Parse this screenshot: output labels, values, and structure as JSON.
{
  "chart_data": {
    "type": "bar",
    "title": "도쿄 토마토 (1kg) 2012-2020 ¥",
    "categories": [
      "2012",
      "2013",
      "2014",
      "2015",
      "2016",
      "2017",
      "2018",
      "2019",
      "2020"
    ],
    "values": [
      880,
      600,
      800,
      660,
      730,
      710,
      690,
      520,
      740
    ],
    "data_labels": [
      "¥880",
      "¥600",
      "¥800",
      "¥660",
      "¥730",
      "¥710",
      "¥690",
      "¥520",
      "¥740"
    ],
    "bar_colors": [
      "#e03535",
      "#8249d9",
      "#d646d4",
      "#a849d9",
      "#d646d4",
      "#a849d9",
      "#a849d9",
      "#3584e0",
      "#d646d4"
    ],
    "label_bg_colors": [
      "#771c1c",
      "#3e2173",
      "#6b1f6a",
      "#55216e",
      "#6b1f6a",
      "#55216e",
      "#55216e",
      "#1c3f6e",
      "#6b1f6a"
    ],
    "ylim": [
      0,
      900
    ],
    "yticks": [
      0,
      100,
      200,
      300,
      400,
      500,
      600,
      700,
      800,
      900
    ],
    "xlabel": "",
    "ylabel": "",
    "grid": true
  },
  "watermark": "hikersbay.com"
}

+++

Work required = Would you give the material above again, complete and exact?

Task output =
Parse this screenshot: output labels, values, and structure as JSON.
{
  "chart_data": {
    "type": "bar",
    "title": "도쿄 토마토 (1kg) 2012-2020 ¥",
    "categories": [
      "2012",
      "2013",
      "2014",
      "2015",
      "2016",
      "2017",
      "2018",
      "2019",
      "2020"
    ],
    "values": [
      880,
      600,
      800,
      660,
      730,
      710,
      690,
      520,
      740
    ],
    "data_labels": [
      "¥880",
      "¥600",
      "¥800",
      "¥660",
      "¥730",
      "¥710",
      "¥690",
      "¥520",
      "¥740"
    ],
    "bar_colors": [
      "#e03535",
      "#8249d9",
      "#d646d4",
      "#a849d9",
      "#d646d4",
      "#a849d9",
      "#a849d9",
      "#3584e0",
      "#d646d4"
    ],
    "label_bg_colors": [
      "#771c1c",
      "#3e2173",
      "#6b1f6a",
      "#55216e",
      "#6b1f6a",
      "#55216e",
      "#55216e",
      "#1c3f6e",
      "#6b1f6a"
    ],
    "ylim": [
      0,
      900
    ],
    "yticks": [
      0,
      100,
      200,
      300,
      400,
      500,
      600,
      700,
      800,
      900
    ],
    "xlabel": "",
    "ylabel": "",
    "grid": true
  },
  "watermark": "hikersbay.com"
}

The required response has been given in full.